Aim>
Copy each of the entries below faithfully, setting aside any pictures.

Extracted data entries:
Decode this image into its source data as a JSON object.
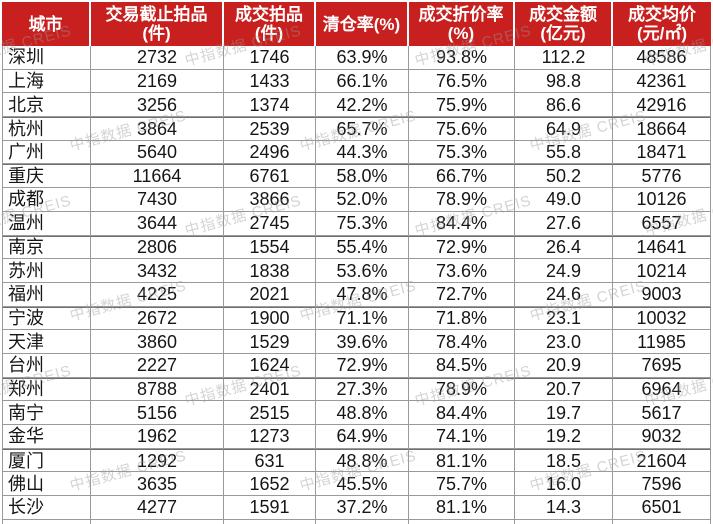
{
  "watermark": {
    "text": "中指数据 CREIS",
    "color": "#9a9a9a"
  },
  "colors": {
    "header_bg": "#c7201f",
    "header_text": "#ffffff",
    "grid_line": "#9a9a9a",
    "grid_line_dark": "#6f6f6f",
    "body_text": "#161616"
  },
  "chart_data": {
    "type": "table",
    "title": "",
    "columns": [
      {
        "title": "城市",
        "unit": ""
      },
      {
        "title": "交易截止拍品",
        "unit": "(件)"
      },
      {
        "title": "成交拍品",
        "unit": "(件)"
      },
      {
        "title": "清仓率(%)",
        "unit": ""
      },
      {
        "title": "成交折价率",
        "unit": "(%)"
      },
      {
        "title": "成交金额",
        "unit": "(亿元)"
      },
      {
        "title": "成交均价",
        "unit": "(元/㎡)"
      }
    ],
    "rows": [
      [
        "深圳",
        "2732",
        "1746",
        "63.9%",
        "93.8%",
        "112.2",
        "48586"
      ],
      [
        "上海",
        "2169",
        "1433",
        "66.1%",
        "76.5%",
        "98.8",
        "42361"
      ],
      [
        "北京",
        "3256",
        "1374",
        "42.2%",
        "75.9%",
        "86.6",
        "42916"
      ],
      [
        "杭州",
        "3864",
        "2539",
        "65.7%",
        "75.6%",
        "64.9",
        "18664"
      ],
      [
        "广州",
        "5640",
        "2496",
        "44.3%",
        "75.3%",
        "55.8",
        "18471"
      ],
      [
        "重庆",
        "11664",
        "6761",
        "58.0%",
        "66.7%",
        "50.2",
        "5776"
      ],
      [
        "成都",
        "7430",
        "3866",
        "52.0%",
        "78.9%",
        "49.0",
        "10126"
      ],
      [
        "温州",
        "3644",
        "2745",
        "75.3%",
        "84.4%",
        "27.6",
        "6557"
      ],
      [
        "南京",
        "2806",
        "1554",
        "55.4%",
        "72.9%",
        "26.4",
        "14641"
      ],
      [
        "苏州",
        "3432",
        "1838",
        "53.6%",
        "73.6%",
        "24.9",
        "10214"
      ],
      [
        "福州",
        "4225",
        "2021",
        "47.8%",
        "72.7%",
        "24.6",
        "9003"
      ],
      [
        "宁波",
        "2672",
        "1900",
        "71.1%",
        "71.8%",
        "23.1",
        "10032"
      ],
      [
        "天津",
        "3860",
        "1529",
        "39.6%",
        "78.4%",
        "23.0",
        "11985"
      ],
      [
        "台州",
        "2227",
        "1624",
        "72.9%",
        "84.5%",
        "20.9",
        "7695"
      ],
      [
        "郑州",
        "8788",
        "2401",
        "27.3%",
        "78.9%",
        "20.7",
        "6964"
      ],
      [
        "南宁",
        "5156",
        "2515",
        "48.8%",
        "84.4%",
        "19.7",
        "5617"
      ],
      [
        "金华",
        "1962",
        "1273",
        "64.9%",
        "74.1%",
        "19.2",
        "9032"
      ],
      [
        "厦门",
        "1292",
        "631",
        "48.8%",
        "81.1%",
        "18.5",
        "21604"
      ],
      [
        "佛山",
        "3635",
        "1652",
        "45.5%",
        "75.7%",
        "16.0",
        "7596"
      ],
      [
        "长沙",
        "4277",
        "1591",
        "37.2%",
        "81.1%",
        "14.3",
        "6501"
      ]
    ]
  }
}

Solved exercise>
Decode this image into its source data as a JSON object.
{
  "watermark": {
    "text": "中指数据 CREIS",
    "color": "#9a9a9a"
  },
  "colors": {
    "header_bg": "#c7201f",
    "header_text": "#ffffff",
    "grid_line": "#9a9a9a",
    "grid_line_dark": "#6f6f6f",
    "body_text": "#161616"
  },
  "chart_data": {
    "type": "table",
    "title": "",
    "columns": [
      {
        "title": "城市",
        "unit": ""
      },
      {
        "title": "交易截止拍品",
        "unit": "(件)"
      },
      {
        "title": "成交拍品",
        "unit": "(件)"
      },
      {
        "title": "清仓率(%)",
        "unit": ""
      },
      {
        "title": "成交折价率",
        "unit": "(%)"
      },
      {
        "title": "成交金额",
        "unit": "(亿元)"
      },
      {
        "title": "成交均价",
        "unit": "(元/㎡)"
      }
    ],
    "rows": [
      [
        "深圳",
        "2732",
        "1746",
        "63.9%",
        "93.8%",
        "112.2",
        "48586"
      ],
      [
        "上海",
        "2169",
        "1433",
        "66.1%",
        "76.5%",
        "98.8",
        "42361"
      ],
      [
        "北京",
        "3256",
        "1374",
        "42.2%",
        "75.9%",
        "86.6",
        "42916"
      ],
      [
        "杭州",
        "3864",
        "2539",
        "65.7%",
        "75.6%",
        "64.9",
        "18664"
      ],
      [
        "广州",
        "5640",
        "2496",
        "44.3%",
        "75.3%",
        "55.8",
        "18471"
      ],
      [
        "重庆",
        "11664",
        "6761",
        "58.0%",
        "66.7%",
        "50.2",
        "5776"
      ],
      [
        "成都",
        "7430",
        "3866",
        "52.0%",
        "78.9%",
        "49.0",
        "10126"
      ],
      [
        "温州",
        "3644",
        "2745",
        "75.3%",
        "84.4%",
        "27.6",
        "6557"
      ],
      [
        "南京",
        "2806",
        "1554",
        "55.4%",
        "72.9%",
        "26.4",
        "14641"
      ],
      [
        "苏州",
        "3432",
        "1838",
        "53.6%",
        "73.6%",
        "24.9",
        "10214"
      ],
      [
        "福州",
        "4225",
        "2021",
        "47.8%",
        "72.7%",
        "24.6",
        "9003"
      ],
      [
        "宁波",
        "2672",
        "1900",
        "71.1%",
        "71.8%",
        "23.1",
        "10032"
      ],
      [
        "天津",
        "3860",
        "1529",
        "39.6%",
        "78.4%",
        "23.0",
        "11985"
      ],
      [
        "台州",
        "2227",
        "1624",
        "72.9%",
        "84.5%",
        "20.9",
        "7695"
      ],
      [
        "郑州",
        "8788",
        "2401",
        "27.3%",
        "78.9%",
        "20.7",
        "6964"
      ],
      [
        "南宁",
        "5156",
        "2515",
        "48.8%",
        "84.4%",
        "19.7",
        "5617"
      ],
      [
        "金华",
        "1962",
        "1273",
        "64.9%",
        "74.1%",
        "19.2",
        "9032"
      ],
      [
        "厦门",
        "1292",
        "631",
        "48.8%",
        "81.1%",
        "18.5",
        "21604"
      ],
      [
        "佛山",
        "3635",
        "1652",
        "45.5%",
        "75.7%",
        "16.0",
        "7596"
      ],
      [
        "长沙",
        "4277",
        "1591",
        "37.2%",
        "81.1%",
        "14.3",
        "6501"
      ]
    ]
  }
}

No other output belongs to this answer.